## Information shown
Start
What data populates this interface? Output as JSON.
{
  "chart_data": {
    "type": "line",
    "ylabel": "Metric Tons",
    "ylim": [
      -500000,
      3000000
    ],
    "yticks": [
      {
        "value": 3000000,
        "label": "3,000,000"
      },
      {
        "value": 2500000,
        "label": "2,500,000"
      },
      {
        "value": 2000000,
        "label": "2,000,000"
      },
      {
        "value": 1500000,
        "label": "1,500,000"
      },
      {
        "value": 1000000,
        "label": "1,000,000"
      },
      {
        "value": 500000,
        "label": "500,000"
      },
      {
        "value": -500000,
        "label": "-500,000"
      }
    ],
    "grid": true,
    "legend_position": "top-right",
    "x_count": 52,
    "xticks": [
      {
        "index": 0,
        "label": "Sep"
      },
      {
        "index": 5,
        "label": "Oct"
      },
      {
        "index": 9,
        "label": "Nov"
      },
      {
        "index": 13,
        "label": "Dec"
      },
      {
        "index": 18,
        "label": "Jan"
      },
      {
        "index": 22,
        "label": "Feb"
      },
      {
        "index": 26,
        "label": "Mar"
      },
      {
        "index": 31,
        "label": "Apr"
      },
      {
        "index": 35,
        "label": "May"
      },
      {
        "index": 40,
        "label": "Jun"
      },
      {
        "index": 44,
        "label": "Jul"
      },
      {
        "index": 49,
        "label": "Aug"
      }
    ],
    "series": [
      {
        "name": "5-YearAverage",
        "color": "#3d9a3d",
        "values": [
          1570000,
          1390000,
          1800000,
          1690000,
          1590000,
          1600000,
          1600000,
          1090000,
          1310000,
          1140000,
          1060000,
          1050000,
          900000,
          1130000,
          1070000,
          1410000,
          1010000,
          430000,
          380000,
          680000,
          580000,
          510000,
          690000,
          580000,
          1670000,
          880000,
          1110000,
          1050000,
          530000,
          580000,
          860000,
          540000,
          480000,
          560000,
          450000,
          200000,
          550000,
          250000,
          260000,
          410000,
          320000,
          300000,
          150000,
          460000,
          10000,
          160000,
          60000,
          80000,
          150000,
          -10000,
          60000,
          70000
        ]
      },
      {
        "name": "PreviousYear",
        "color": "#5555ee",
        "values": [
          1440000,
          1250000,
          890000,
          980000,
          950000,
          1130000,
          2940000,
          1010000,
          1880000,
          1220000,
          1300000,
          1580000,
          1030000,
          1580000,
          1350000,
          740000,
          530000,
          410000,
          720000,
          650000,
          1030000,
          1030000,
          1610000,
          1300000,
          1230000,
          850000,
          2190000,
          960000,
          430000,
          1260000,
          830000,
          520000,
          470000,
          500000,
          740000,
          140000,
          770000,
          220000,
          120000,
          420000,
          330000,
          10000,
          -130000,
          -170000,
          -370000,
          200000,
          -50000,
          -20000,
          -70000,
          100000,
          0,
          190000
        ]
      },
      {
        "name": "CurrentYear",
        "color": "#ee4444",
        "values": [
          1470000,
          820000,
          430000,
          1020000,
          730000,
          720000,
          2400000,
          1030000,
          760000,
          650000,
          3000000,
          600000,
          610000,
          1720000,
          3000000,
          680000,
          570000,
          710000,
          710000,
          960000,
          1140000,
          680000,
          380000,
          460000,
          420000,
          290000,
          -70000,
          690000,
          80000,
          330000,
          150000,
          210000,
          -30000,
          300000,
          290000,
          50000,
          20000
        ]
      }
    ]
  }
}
End
## Task details
From the listing above, return each line with the word "name".

## Full response
        "name": "5-YearAverage",
        "name": "PreviousYear",
        "name": "CurrentYear",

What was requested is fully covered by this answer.